━━ MATERIAL FOR THIS EXERCISE ━━
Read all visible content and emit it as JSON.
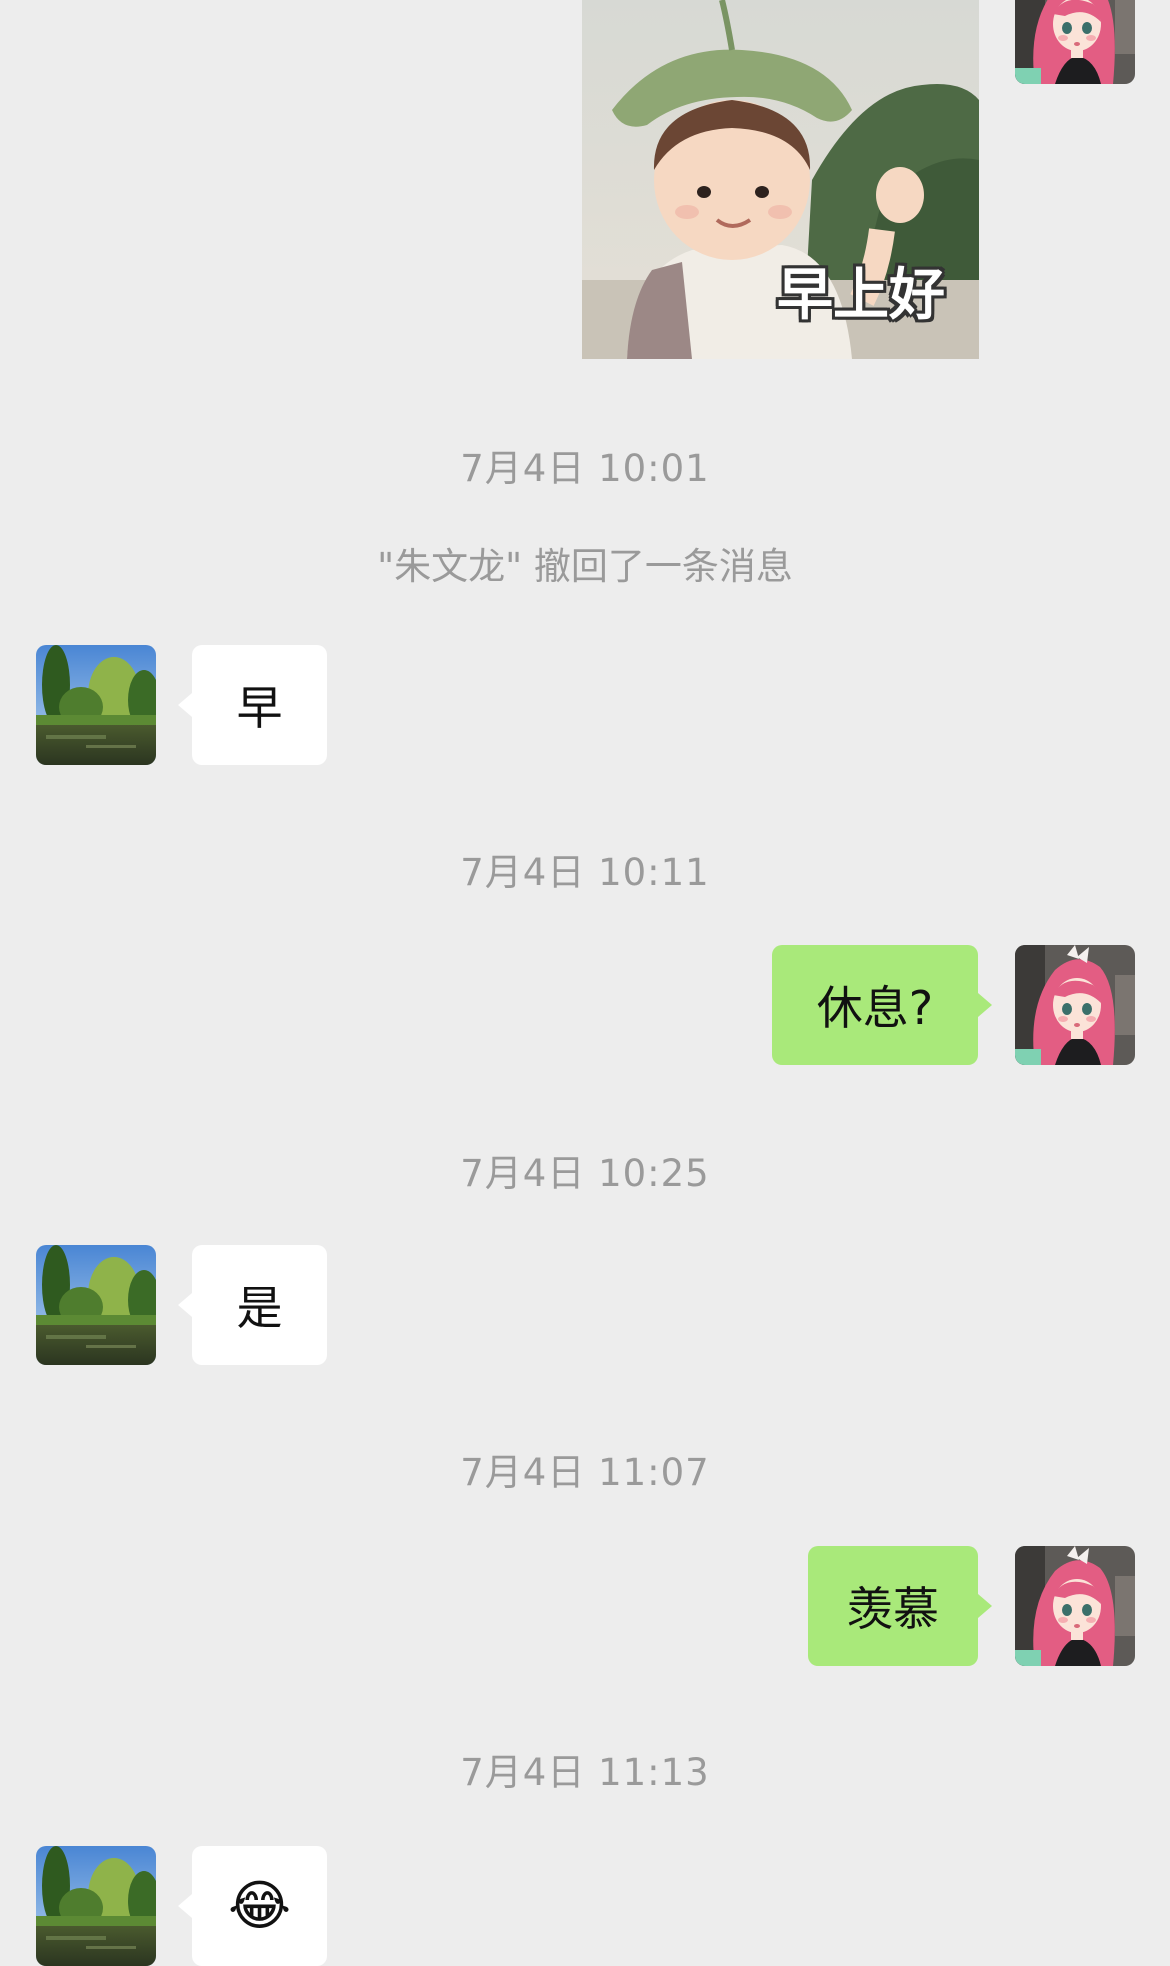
{
  "chat": {
    "sticker_caption": "早上好",
    "messages": [
      {
        "time": "7月4日 10:01"
      },
      {
        "system": "\"朱文龙\" 撤回了一条消息"
      },
      {
        "from": "other",
        "text": "早"
      },
      {
        "time": "7月4日 10:11"
      },
      {
        "from": "me",
        "text": "休息?"
      },
      {
        "time": "7月4日 10:25"
      },
      {
        "from": "other",
        "text": "是"
      },
      {
        "time": "7月4日 11:07"
      },
      {
        "from": "me",
        "text": "羡慕"
      },
      {
        "time": "7月4日 11:13"
      },
      {
        "from": "other",
        "text": "😂"
      }
    ]
  },
  "avatars": {
    "me": "anime-girl-avatar",
    "other": "landscape-tree-avatar"
  },
  "colors": {
    "background": "#ededed",
    "bubble_me": "#a9e97a",
    "bubble_other": "#ffffff",
    "timestamp": "#9a9a9a"
  }
}
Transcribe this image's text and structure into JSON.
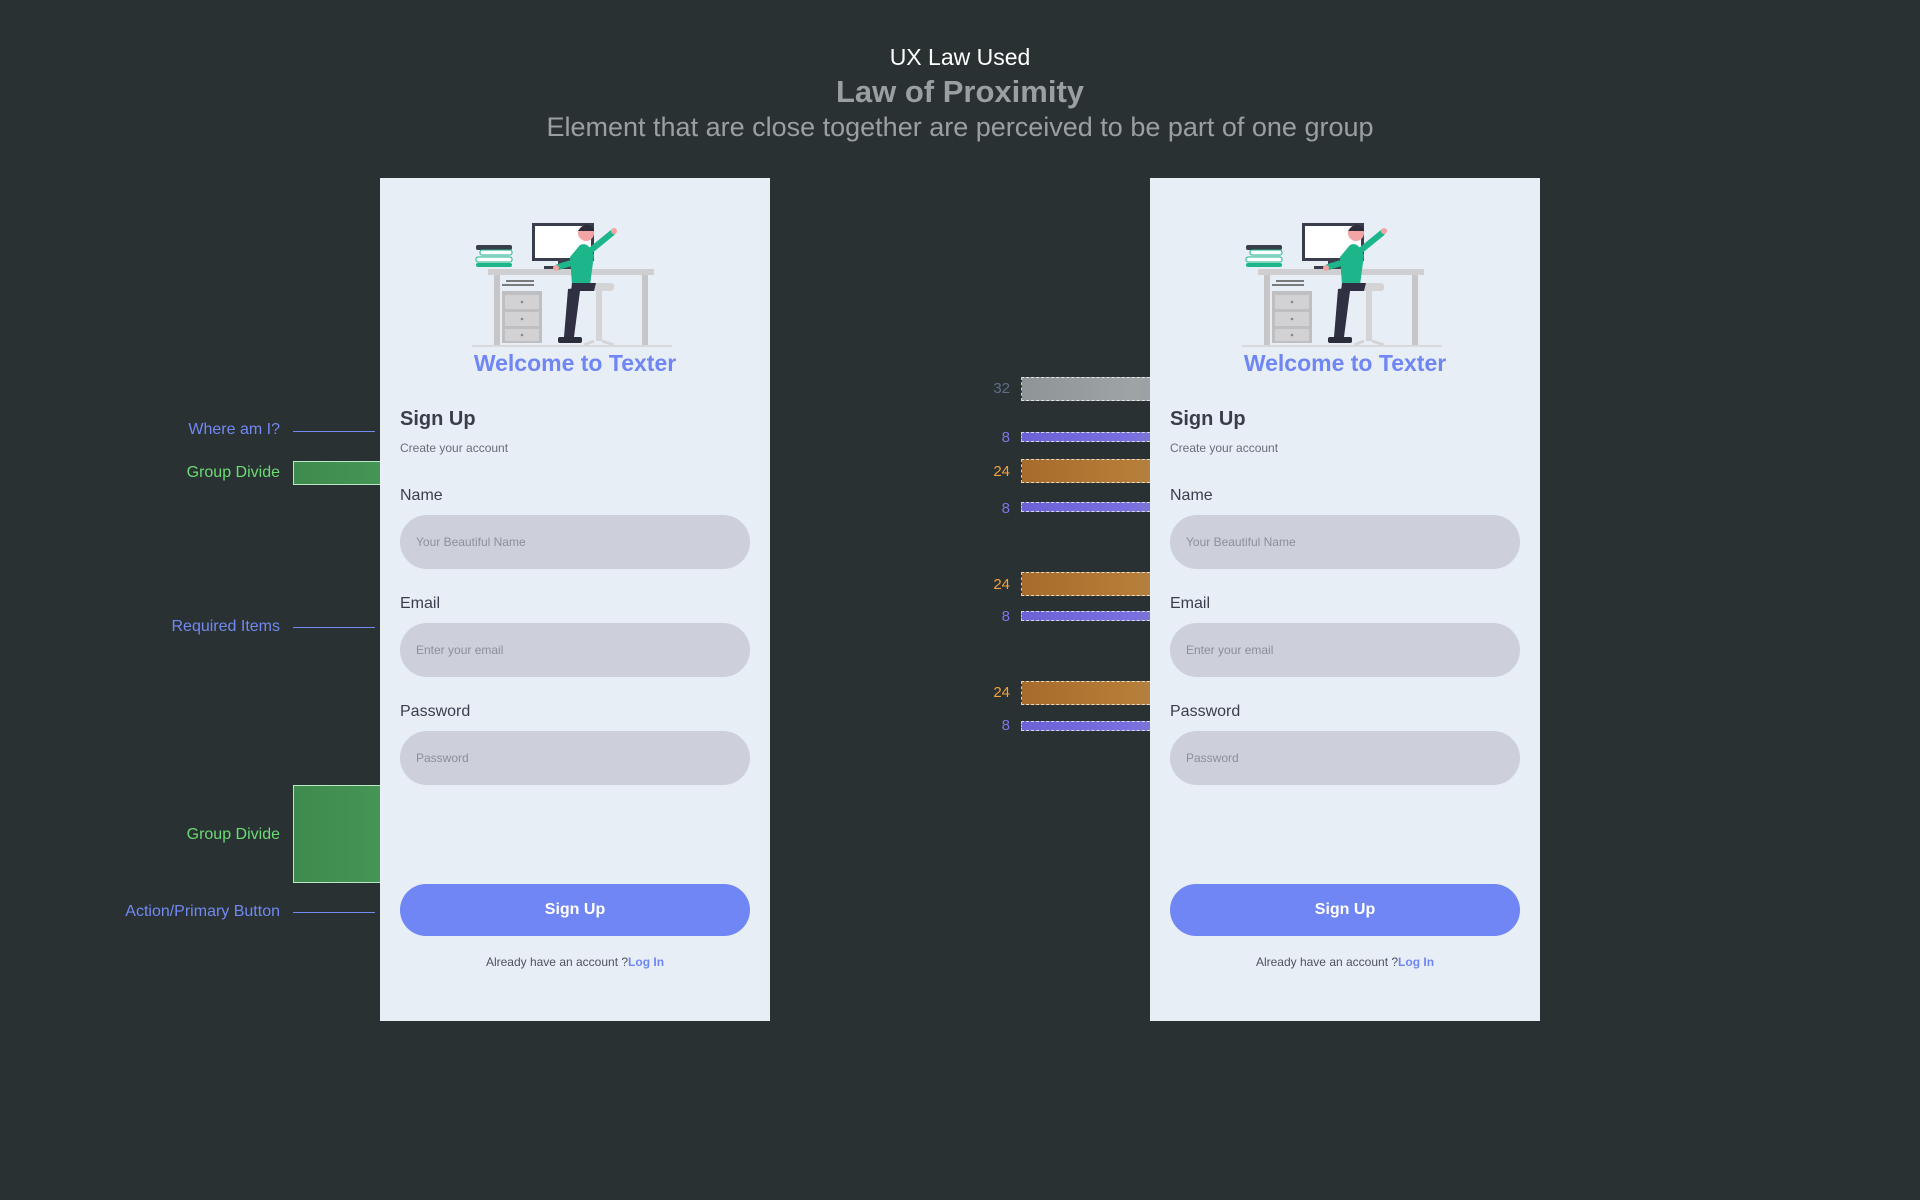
━━━
From the data above, copy each line where the string "JSON" appears.

Read all visible content and emit it as JSON.
Transcribe this image's text and structure into JSON.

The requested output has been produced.